(Stated problem) Each entry that follows must be output without any deviation.

─── Listed records

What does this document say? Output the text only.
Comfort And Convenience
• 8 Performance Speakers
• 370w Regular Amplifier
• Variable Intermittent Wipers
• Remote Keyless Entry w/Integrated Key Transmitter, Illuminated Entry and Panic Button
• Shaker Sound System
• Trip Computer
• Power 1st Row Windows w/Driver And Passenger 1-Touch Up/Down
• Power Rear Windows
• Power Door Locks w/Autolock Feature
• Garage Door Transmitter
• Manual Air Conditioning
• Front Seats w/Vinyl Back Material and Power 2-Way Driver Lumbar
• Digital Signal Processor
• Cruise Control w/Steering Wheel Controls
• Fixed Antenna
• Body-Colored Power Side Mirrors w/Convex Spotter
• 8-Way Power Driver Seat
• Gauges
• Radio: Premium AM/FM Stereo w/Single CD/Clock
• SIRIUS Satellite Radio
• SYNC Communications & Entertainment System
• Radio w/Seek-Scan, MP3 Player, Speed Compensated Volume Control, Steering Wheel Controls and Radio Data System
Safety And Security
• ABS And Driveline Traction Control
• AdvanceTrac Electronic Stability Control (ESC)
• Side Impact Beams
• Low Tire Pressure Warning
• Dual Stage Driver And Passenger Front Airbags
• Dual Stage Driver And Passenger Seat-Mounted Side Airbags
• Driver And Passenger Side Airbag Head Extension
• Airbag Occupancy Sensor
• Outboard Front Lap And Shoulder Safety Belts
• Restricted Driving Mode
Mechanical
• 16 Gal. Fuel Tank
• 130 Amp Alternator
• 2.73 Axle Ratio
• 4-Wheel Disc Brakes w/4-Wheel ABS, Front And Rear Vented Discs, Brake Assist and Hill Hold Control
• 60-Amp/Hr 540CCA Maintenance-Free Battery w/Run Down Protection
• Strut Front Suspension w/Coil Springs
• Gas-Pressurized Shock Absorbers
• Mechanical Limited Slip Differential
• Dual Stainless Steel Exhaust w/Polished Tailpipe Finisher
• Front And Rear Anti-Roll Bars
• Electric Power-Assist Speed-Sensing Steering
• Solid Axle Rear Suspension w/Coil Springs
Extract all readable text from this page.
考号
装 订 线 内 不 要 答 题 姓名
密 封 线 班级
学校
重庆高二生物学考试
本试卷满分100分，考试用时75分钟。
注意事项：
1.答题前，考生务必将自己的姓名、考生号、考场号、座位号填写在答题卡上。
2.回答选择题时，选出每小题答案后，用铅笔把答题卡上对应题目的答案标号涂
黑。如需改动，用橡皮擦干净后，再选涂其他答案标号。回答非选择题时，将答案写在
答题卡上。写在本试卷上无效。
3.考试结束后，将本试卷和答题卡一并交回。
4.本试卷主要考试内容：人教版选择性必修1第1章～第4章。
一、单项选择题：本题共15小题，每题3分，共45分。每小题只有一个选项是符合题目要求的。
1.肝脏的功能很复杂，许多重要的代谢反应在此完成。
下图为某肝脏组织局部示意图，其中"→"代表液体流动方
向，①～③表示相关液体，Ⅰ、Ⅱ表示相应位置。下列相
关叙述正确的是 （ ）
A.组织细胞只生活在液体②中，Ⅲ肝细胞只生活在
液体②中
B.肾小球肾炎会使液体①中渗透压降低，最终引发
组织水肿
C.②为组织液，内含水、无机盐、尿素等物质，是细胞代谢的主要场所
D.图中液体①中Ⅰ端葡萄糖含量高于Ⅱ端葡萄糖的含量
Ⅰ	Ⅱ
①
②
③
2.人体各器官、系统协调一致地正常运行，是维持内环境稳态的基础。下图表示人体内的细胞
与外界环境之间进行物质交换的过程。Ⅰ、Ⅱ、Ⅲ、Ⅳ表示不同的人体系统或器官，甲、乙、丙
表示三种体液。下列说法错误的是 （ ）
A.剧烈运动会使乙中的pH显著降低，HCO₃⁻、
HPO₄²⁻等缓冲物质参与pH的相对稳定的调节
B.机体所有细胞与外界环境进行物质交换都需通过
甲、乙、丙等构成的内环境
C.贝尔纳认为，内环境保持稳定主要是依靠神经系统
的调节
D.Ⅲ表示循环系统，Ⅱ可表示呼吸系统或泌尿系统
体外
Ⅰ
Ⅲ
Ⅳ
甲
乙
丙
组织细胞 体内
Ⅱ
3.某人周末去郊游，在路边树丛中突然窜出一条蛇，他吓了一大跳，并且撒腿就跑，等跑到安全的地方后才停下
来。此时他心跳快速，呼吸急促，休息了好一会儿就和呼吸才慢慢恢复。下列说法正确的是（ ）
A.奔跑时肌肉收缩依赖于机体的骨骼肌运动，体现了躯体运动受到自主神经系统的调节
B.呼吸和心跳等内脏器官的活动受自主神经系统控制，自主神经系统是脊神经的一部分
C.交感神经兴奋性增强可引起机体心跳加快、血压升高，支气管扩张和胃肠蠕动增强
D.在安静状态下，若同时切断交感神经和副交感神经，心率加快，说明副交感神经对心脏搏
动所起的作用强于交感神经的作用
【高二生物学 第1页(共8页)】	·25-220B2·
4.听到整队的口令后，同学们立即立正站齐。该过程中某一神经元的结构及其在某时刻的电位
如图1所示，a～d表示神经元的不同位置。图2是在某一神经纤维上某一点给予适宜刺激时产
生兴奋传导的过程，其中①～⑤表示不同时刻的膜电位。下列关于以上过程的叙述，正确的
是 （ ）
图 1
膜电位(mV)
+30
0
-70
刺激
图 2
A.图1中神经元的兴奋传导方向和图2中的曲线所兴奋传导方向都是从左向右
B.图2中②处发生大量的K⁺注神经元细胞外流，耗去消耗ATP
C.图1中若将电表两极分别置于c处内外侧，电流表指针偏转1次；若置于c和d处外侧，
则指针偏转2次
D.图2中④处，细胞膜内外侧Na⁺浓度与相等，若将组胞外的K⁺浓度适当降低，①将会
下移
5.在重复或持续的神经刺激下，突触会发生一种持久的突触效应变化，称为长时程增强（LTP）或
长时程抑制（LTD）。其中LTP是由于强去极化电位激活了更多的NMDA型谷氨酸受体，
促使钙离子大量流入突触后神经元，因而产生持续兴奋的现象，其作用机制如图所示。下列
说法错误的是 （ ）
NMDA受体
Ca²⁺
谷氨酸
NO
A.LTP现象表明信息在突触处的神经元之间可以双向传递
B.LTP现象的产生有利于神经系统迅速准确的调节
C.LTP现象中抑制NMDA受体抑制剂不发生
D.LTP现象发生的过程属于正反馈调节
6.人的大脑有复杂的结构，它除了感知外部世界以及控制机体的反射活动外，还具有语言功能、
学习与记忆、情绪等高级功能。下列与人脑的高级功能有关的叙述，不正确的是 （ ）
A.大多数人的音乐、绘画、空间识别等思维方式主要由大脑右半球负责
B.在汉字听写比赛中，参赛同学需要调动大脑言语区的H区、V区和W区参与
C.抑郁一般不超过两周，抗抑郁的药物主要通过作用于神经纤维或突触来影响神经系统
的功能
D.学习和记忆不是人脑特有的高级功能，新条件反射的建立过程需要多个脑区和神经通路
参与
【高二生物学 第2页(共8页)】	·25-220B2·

──────

(Final answer)
What does this document say? Output the text only.
Comfort And Convenience
• 8 Performance Speakers
• 370w Regular Amplifier
• Variable Intermittent Wipers
• Remote Keyless Entry w/Integrated Key Transmitter, Illuminated Entry and Panic Button
• Shaker Sound System
• Trip Computer
• Power 1st Row Windows w/Driver And Passenger 1-Touch Up/Down
• Power Rear Windows
• Power Door Locks w/Autolock Feature
• Garage Door Transmitter
• Manual Air Conditioning
• Front Seats w/Vinyl Back Material and Power 2-Way Driver Lumbar
• Digital Signal Processor
• Cruise Control w/Steering Wheel Controls
• Fixed Antenna
• Body-Colored Power Side Mirrors w/Convex Spotter
• 8-Way Power Driver Seat
• Gauges
• Radio: Premium AM/FM Stereo w/Single CD/Clock
• SIRIUS Satellite Radio
• SYNC Communications & Entertainment System
• Radio w/Seek-Scan, MP3 Player, Speed Compensated Volume Control, Steering Wheel Controls and Radio Data System
Safety And Security
• ABS And Driveline Traction Control
• AdvanceTrac Electronic Stability Control (ESC)
• Side Impact Beams
• Low Tire Pressure Warning
• Dual Stage Driver And Passenger Front Airbags
• Dual Stage Driver And Passenger Seat-Mounted Side Airbags
• Driver And Passenger Side Airbag Head Extension
• Airbag Occupancy Sensor
• Outboard Front Lap And Shoulder Safety Belts
• Restricted Driving Mode
Mechanical
• 16 Gal. Fuel Tank
• 130 Amp Alternator
• 2.73 Axle Ratio
• 4-Wheel Disc Brakes w/4-Wheel ABS, Front And Rear Vented Discs, Brake Assist and Hill Hold Control
• 60-Amp/Hr 540CCA Maintenance-Free Battery w/Run Down Protection
• Strut Front Suspension w/Coil Springs
• Gas-Pressurized Shock Absorbers
• Mechanical Limited Slip Differential
• Dual Stainless Steel Exhaust w/Polished Tailpipe Finisher
• Front And Rear Anti-Roll Bars
• Electric Power-Assist Speed-Sensing Steering
• Solid Axle Rear Suspension w/Coil Springs
Extract all readable text from this page.
考号
装 订 线 内 不 要 答 题 姓名
密 封 线 班级
学校
重庆高二生物学考试
本试卷满分100分，考试用时75分钟。
注意事项：
1.答题前，考生务必将自己的姓名、考生号、考场号、座位号填写在答题卡上。
2.回答选择题时，选出每小题答案后，用铅笔把答题卡上对应题目的答案标号涂
黑。如需改动，用橡皮擦干净后，再选涂其他答案标号。回答非选择题时，将答案写在
答题卡上。写在本试卷上无效。
3.考试结束后，将本试卷和答题卡一并交回。
4.本试卷主要考试内容：人教版选择性必修1第1章～第4章。
一、单项选择题：本题共15小题，每题3分，共45分。每小题只有一个选项是符合题目要求的。
1.肝脏的功能很复杂，许多重要的代谢反应在此完成。
下图为某肝脏组织局部示意图，其中"→"代表液体流动方
向，①～③表示相关液体，Ⅰ、Ⅱ表示相应位置。下列相
关叙述正确的是 （ ）
A.组织细胞只生活在液体②中，Ⅲ肝细胞只生活在
液体②中
B.肾小球肾炎会使液体①中渗透压降低，最终引发
组织水肿
C.②为组织液，内含水、无机盐、尿素等物质，是细胞代谢的主要场所
D.图中液体①中Ⅰ端葡萄糖含量高于Ⅱ端葡萄糖的含量
Ⅰ	Ⅱ
①
②
③
2.人体各器官、系统协调一致地正常运行，是维持内环境稳态的基础。下图表示人体内的细胞
与外界环境之间进行物质交换的过程。Ⅰ、Ⅱ、Ⅲ、Ⅳ表示不同的人体系统或器官，甲、乙、丙
表示三种体液。下列说法错误的是 （ ）
A.剧烈运动会使乙中的pH显著降低，HCO₃⁻、
HPO₄²⁻等缓冲物质参与pH的相对稳定的调节
B.机体所有细胞与外界环境进行物质交换都需通过
甲、乙、丙等构成的内环境
C.贝尔纳认为，内环境保持稳定主要是依靠神经系统
的调节
D.Ⅲ表示循环系统，Ⅱ可表示呼吸系统或泌尿系统
体外
Ⅰ
Ⅲ
Ⅳ
甲
乙
丙
组织细胞 体内
Ⅱ
3.某人周末去郊游，在路边树丛中突然窜出一条蛇，他吓了一大跳，并且撒腿就跑，等跑到安全的地方后才停下
来。此时他心跳快速，呼吸急促，休息了好一会儿就和呼吸才慢慢恢复。下列说法正确的是（ ）
A.奔跑时肌肉收缩依赖于机体的骨骼肌运动，体现了躯体运动受到自主神经系统的调节
B.呼吸和心跳等内脏器官的活动受自主神经系统控制，自主神经系统是脊神经的一部分
C.交感神经兴奋性增强可引起机体心跳加快、血压升高，支气管扩张和胃肠蠕动增强
D.在安静状态下，若同时切断交感神经和副交感神经，心率加快，说明副交感神经对心脏搏
动所起的作用强于交感神经的作用
【高二生物学 第1页(共8页)】	·25-220B2·
4.听到整队的口令后，同学们立即立正站齐。该过程中某一神经元的结构及其在某时刻的电位
如图1所示，a～d表示神经元的不同位置。图2是在某一神经纤维上某一点给予适宜刺激时产
生兴奋传导的过程，其中①～⑤表示不同时刻的膜电位。下列关于以上过程的叙述，正确的
是 （ ）
图 1
膜电位(mV)
+30
0
-70
刺激
图 2
A.图1中神经元的兴奋传导方向和图2中的曲线所兴奋传导方向都是从左向右
B.图2中②处发生大量的K⁺注神经元细胞外流，耗去消耗ATP
C.图1中若将电表两极分别置于c处内外侧，电流表指针偏转1次；若置于c和d处外侧，
则指针偏转2次
D.图2中④处，细胞膜内外侧Na⁺浓度与相等，若将组胞外的K⁺浓度适当降低，①将会
下移
5.在重复或持续的神经刺激下，突触会发生一种持久的突触效应变化，称为长时程增强（LTP）或
长时程抑制（LTD）。其中LTP是由于强去极化电位激活了更多的NMDA型谷氨酸受体，
促使钙离子大量流入突触后神经元，因而产生持续兴奋的现象，其作用机制如图所示。下列
说法错误的是 （ ）
NMDA受体
Ca²⁺
谷氨酸
NO
A.LTP现象表明信息在突触处的神经元之间可以双向传递
B.LTP现象的产生有利于神经系统迅速准确的调节
C.LTP现象中抑制NMDA受体抑制剂不发生
D.LTP现象发生的过程属于正反馈调节
6.人的大脑有复杂的结构，它除了感知外部世界以及控制机体的反射活动外，还具有语言功能、
学习与记忆、情绪等高级功能。下列与人脑的高级功能有关的叙述，不正确的是 （ ）
A.大多数人的音乐、绘画、空间识别等思维方式主要由大脑右半球负责
B.在汉字听写比赛中，参赛同学需要调动大脑言语区的H区、V区和W区参与
C.抑郁一般不超过两周，抗抑郁的药物主要通过作用于神经纤维或突触来影响神经系统
的功能
D.学习和记忆不是人脑特有的高级功能，新条件反射的建立过程需要多个脑区和神经通路
参与
【高二生物学 第2页(共8页)】	·25-220B2·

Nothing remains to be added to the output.